* _Aim_
Pull out every line with the word "text".

* _Data items_
______________________________

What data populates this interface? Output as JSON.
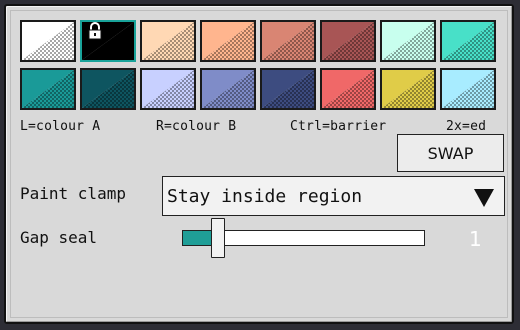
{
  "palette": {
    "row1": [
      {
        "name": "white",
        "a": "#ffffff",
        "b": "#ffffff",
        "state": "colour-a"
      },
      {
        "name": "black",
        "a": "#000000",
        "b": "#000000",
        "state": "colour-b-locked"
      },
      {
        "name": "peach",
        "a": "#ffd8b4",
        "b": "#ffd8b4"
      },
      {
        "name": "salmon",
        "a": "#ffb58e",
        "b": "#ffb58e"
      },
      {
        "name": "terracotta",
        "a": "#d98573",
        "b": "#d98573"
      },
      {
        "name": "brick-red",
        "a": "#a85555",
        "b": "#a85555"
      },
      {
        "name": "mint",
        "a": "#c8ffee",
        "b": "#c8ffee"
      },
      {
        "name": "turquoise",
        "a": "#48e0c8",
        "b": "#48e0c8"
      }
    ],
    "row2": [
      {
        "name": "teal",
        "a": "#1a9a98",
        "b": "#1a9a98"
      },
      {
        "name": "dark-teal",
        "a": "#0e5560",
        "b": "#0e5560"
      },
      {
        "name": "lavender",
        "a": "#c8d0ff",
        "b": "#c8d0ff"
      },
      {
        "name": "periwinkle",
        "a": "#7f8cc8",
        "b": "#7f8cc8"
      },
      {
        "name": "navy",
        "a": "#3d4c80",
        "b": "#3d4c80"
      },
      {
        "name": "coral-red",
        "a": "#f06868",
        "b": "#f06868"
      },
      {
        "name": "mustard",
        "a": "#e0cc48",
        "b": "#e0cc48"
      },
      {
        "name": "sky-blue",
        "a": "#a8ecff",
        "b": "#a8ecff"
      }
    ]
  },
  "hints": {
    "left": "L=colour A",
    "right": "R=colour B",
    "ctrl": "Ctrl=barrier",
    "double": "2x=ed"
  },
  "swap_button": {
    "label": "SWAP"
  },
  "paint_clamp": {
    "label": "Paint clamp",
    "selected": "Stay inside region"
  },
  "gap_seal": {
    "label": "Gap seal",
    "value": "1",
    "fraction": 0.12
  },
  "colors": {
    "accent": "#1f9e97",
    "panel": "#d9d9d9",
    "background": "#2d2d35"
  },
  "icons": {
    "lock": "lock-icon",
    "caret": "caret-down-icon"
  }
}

______________________________

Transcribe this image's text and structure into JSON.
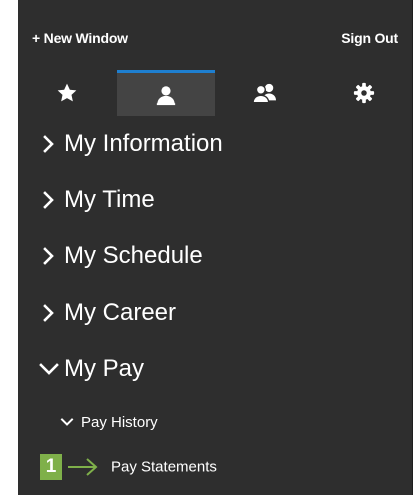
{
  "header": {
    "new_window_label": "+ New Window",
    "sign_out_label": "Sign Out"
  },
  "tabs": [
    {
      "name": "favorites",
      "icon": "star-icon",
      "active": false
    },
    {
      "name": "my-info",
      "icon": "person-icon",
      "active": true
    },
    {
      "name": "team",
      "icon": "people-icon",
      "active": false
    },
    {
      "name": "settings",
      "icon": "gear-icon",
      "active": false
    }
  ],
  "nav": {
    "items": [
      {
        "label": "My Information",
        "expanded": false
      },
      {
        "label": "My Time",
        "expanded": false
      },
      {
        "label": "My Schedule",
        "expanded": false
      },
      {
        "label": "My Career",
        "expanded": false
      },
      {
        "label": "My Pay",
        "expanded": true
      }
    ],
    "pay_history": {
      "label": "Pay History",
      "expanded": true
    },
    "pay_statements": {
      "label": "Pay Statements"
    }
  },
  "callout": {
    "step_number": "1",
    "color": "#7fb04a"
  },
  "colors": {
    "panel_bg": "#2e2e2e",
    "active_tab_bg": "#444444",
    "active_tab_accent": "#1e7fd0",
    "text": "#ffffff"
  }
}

______________________________

* _Task solution_
Transcribe this image's text and structure into JSON.
    "text": "#ffffff"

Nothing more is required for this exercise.